* [Instruction]:
Find the lines holding "объекта" and copy them.

* [Data to use]:
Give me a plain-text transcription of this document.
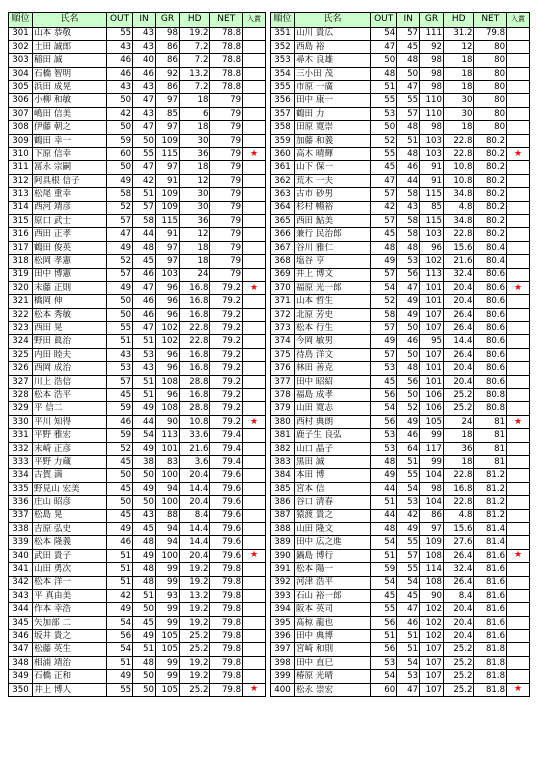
順位	氏名	OUT	IN	GR	HD	NET	入賞
301	山本 恭敬	55	43	98	19.2	78.8	
302	土田 誠郎	43	43	86	7.2	78.8	
303	稲田 誠	46	40	86	7.2	78.8	
304	石橋 智明	46	46	92	13.2	78.8	
305	浜田 成晃	43	43	86	7.2	78.8	
306	小柳 和敏	50	47	97	18	79	
307	嶋田 信美	42	43	85	6	79	
308	伊藤 朝之	50	47	97	18	79	
309	鶴田 幸一	59	50	109	30	79	
310	下原 信幸	60	55	115	36	79	★
311	冨永 宗嗣	50	47	97	18	79	
312	阿具根 信子	49	42	91	12	79	
313	松尾 重幸	58	51	109	30	79	
314	西河 靖彦	52	57	109	30	79	
315	原口 武士	57	58	115	36	79	
316	西田 正孝	47	44	91	12	79	
317	鶴田 俊英	49	48	97	18	79	
318	松岡 孝憲	52	45	97	18	79	
319	田中 博憲	57	46	103	24	79	
320	末藤 正則	49	47	96	16.8	79.2	★
321	橋岡 伸	50	46	96	16.8	79.2	
322	松本 秀敏	50	46	96	16.8	79.2	
323	西田 晃	55	47	102	22.8	79.2	
324	野田 眞治	51	51	102	22.8	79.2	
325	内田 睦夫	43	53	96	16.8	79.2	
326	西岡 成治	53	43	96	16.8	79.2	
327	川上 浩信	57	51	108	28.8	79.2	
328	松本 浩平	45	51	96	16.8	79.2	
329	平 信二	59	49	108	28.8	79.2	
330	平川 知得	46	44	90	10.8	79.2	★
331	平野 雅宏	59	54	113	33.6	79.4	
332	末崎 正彦	52	49	101	21.6	79.4	
333	平野 力蔵	45	38	83	3.6	79.4	
334	古賀 満	50	50	100	20.4	79.6	
335	野見山 宏美	45	49	94	14.4	79.6	
336	庄山 昭彦	50	50	100	20.4	79.6	
337	松島 晃	45	43	88	8.4	79.6	
338	吉原 弘史	49	45	94	14.4	79.6	
339	松本 隆義	46	48	94	14.4	79.6	
340	武田 貴子	51	49	100	20.4	79.6	★
341	山田 勇次	51	48	99	19.2	79.8	
342	松本 洋一	51	48	99	19.2	79.8	
343	平 真由美	42	51	93	13.2	79.8	
344	作本 幸浩	49	50	99	19.2	79.8	
345	矢加部 二	54	45	99	19.2	79.8	
346	坂井 貴之	56	49	105	25.2	79.8	
347	松藤 英生	54	51	105	25.2	79.8	
348	相浦 靖治	51	48	99	19.2	79.8	
349	石橋 正和	49	50	99	19.2	79.8	
350	井上 博人	55	50	105	25.2	79.8	★
順位	氏名	OUT	IN	GR	HD	NET	入賞
351	山川 貴広	54	57	111	31.2	79.8	
352	西島 裕	47	45	92	12	80	
353	尋木 良雄	50	48	98	18	80	
354	三小田 茂	48	50	98	18	80	
355	市原 一廣	51	47	98	18	80	
356	田中 康一	55	55	110	30	80	
357	鶴田 力	53	57	110	30	80	
358	田原 寛崇	50	48	98	18	80	
359	加藤 和義	52	51	103	22.8	80.2	
360	高木 晴輝	55	48	103	22.8	80.2	★
361	山下 保一	45	46	91	10.8	80.2	
362	荒木 一夫	47	44	91	10.8	80.2	
363	古市 砂男	57	58	115	34.8	80.2	
364	杉村 暢裕	42	43	85	4.8	80.2	
365	西田 鮎美	57	58	115	34.8	80.2	
366	兼行 民治郎	45	58	103	22.8	80.2	
367	谷川 雅仁	48	48	96	15.6	80.4	
368	塩谷 亨	49	53	102	21.6	80.4	
369	井上 博文	57	56	113	32.4	80.6	
370	福原 光一郎	54	47	101	20.4	80.6	★
371	山本 哲生	52	49	101	20.4	80.6	
372	北原 芳史	58	49	107	26.4	80.6	
373	松本 行生	57	50	107	26.4	80.6	
374	今岡 敏男	49	46	95	14.4	80.6	
375	待鳥 洋文	57	50	107	26.4	80.6	
376	林田 善克	53	48	101	20.4	80.6	
377	田中 昭紹	45	56	101	20.4	80.6	
378	福島 成孝	56	50	106	25.2	80.8	
379	山田 寛志	54	52	106	25.2	80.8	
380	西村 典朗	56	49	105	24	81	★
381	鹿子生 良弘	53	46	99	18	81	
382	山口 晶子	53	64	117	36	81	
383	黒田 誠	48	51	99	18	81	
384	本田 博	49	55	104	22.8	81.2	
385	宮本 信	44	54	98	16.8	81.2	
386	谷口 清春	51	53	104	22.8	81.2	
387	猿渡 貴之	44	42	86	4.8	81.2	
388	山田 隆文	48	49	97	15.6	81.4	
389	田中 広之進	54	55	109	27.6	81.4	
390	鍋島 博行	51	57	108	26.4	81.6	★
391	松本 陽一	59	55	114	32.4	81.6	
392	河津 浩平	54	54	108	26.4	81.6	
393	石山 裕一郎	45	45	90	8.4	81.6	
394	阪本 英司	55	47	102	20.4	81.6	
395	髙椋 龍也	56	46	102	20.4	81.6	
396	田中 典博	51	51	102	20.4	81.6	
397	宮崎 和則	56	51	107	25.2	81.8	
398	田中 直巳	53	54	107	25.2	81.8	
399	椿原 光晴	54	53	107	25.2	81.8	
400	松永 崇宏	60	47	107	25.2	81.8	★
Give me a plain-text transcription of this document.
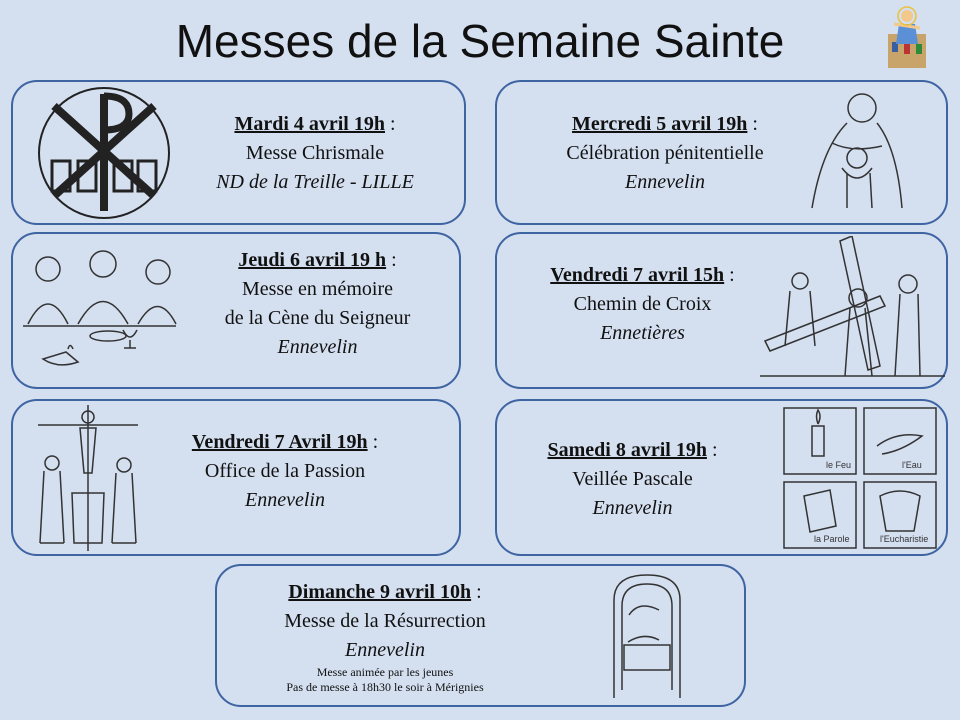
Messes de la Semaine Sainte
Mardi 4 avril 19h :
Messe Chrismale
ND de la Treille - LILLE
Mercredi 5 avril 19h :
Célébration pénitentielle
Ennevelin
Jeudi 6 avril 19 h :
Messe en mémoire
de la Cène du Seigneur
Ennevelin
Vendredi 7 avril 15h :
Chemin de Croix
Ennetières
Vendredi 7 Avril 19h :
Office de la Passion
Ennevelin
Samedi 8 avril 19h :
Veillée Pascale
Ennevelin
le Feu	l'Eau
la Parole	l'Eucharistie
Dimanche 9 avril 10h :
Messe de la Résurrection
Ennevelin
Messe animée par les jeunes
Pas de messe à 18h30 le soir à Mérignies
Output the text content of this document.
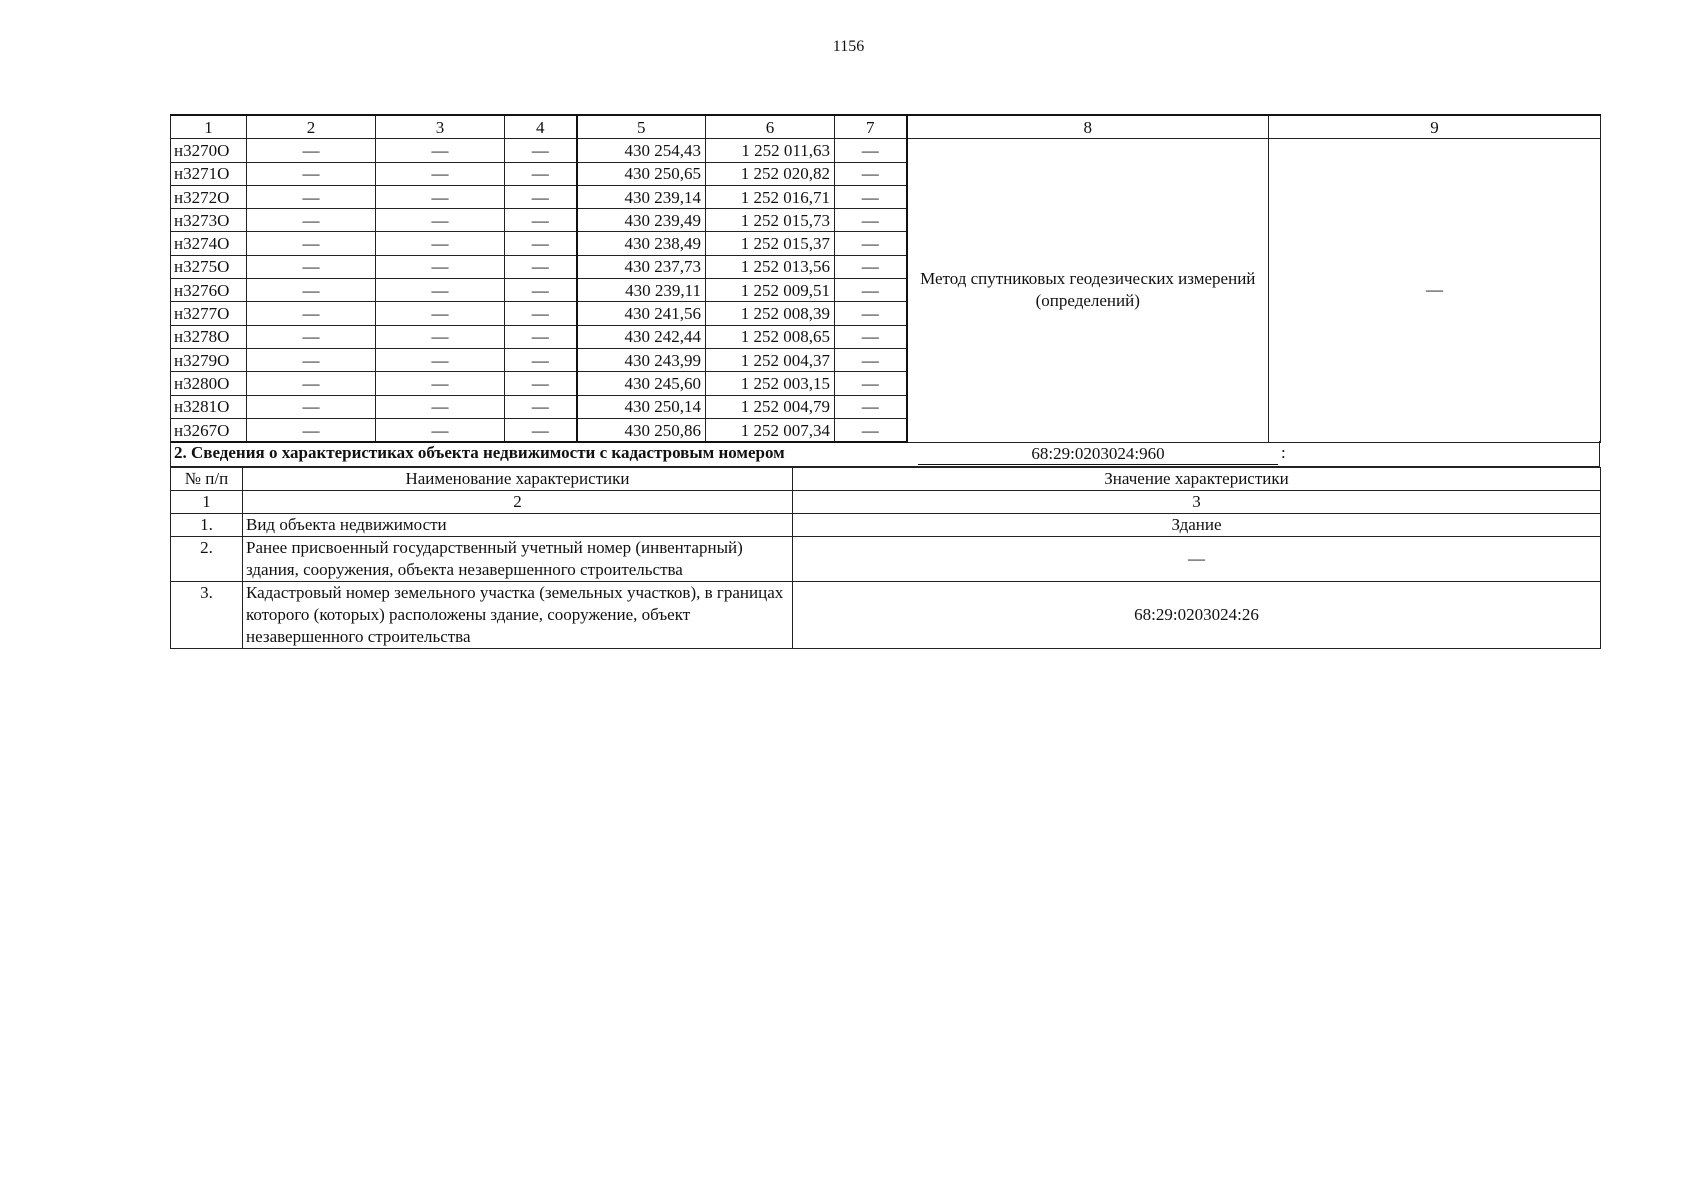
1156
1	2	3	4	5	6	7	8	9
н3270О	—	—	—	430 254,43	1 252 011,63	—	Метод спутниковых геодезических измерений (определений)	—
н3271О	—	—	—	430 250,65	1 252 020,82	—		
н3272О	—	—	—	430 239,14	1 252 016,71	—		
н3273О	—	—	—	430 239,49	1 252 015,73	—		
н3274О	—	—	—	430 238,49	1 252 015,37	—		
н3275О	—	—	—	430 237,73	1 252 013,56	—		
н3276О	—	—	—	430 239,11	1 252 009,51	—		
н3277О	—	—	—	430 241,56	1 252 008,39	—		
н3278О	—	—	—	430 242,44	1 252 008,65	—		
н3279О	—	—	—	430 243,99	1 252 004,37	—		
н3280О	—	—	—	430 245,60	1 252 003,15	—		
н3281О	—	—	—	430 250,14	1 252 004,79	—		
н3267О	—	—	—	430 250,86	1 252 007,34	—		
2. Сведения о характеристиках объекта недвижимости с кадастровым номером	68:29:0203024:960	:
№ п/п	Наименование характеристики	Значение характеристики
1	2	3
1.	Вид объекта недвижимости	Здание
2.	Ранее присвоенный государственный учетный номер (инвентарный) здания, сооружения, объекта незавершенного строительства	—
3.	Кадастровый номер земельного участка (земельных участков), в границах которого (которых) расположены здание, сооружение, объект незавершенного строительства	68:29:0203024:26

* [Solution to this exercise]:
2. Сведения о характеристиках объекта недвижимости с кадастровым номером	68:29:0203024:960	:
1.	Вид объекта недвижимости	Здание
2.	Ранее присвоенный государственный учетный номер (инвентарный) здания, сооружения, объекта незавершенного строительства	—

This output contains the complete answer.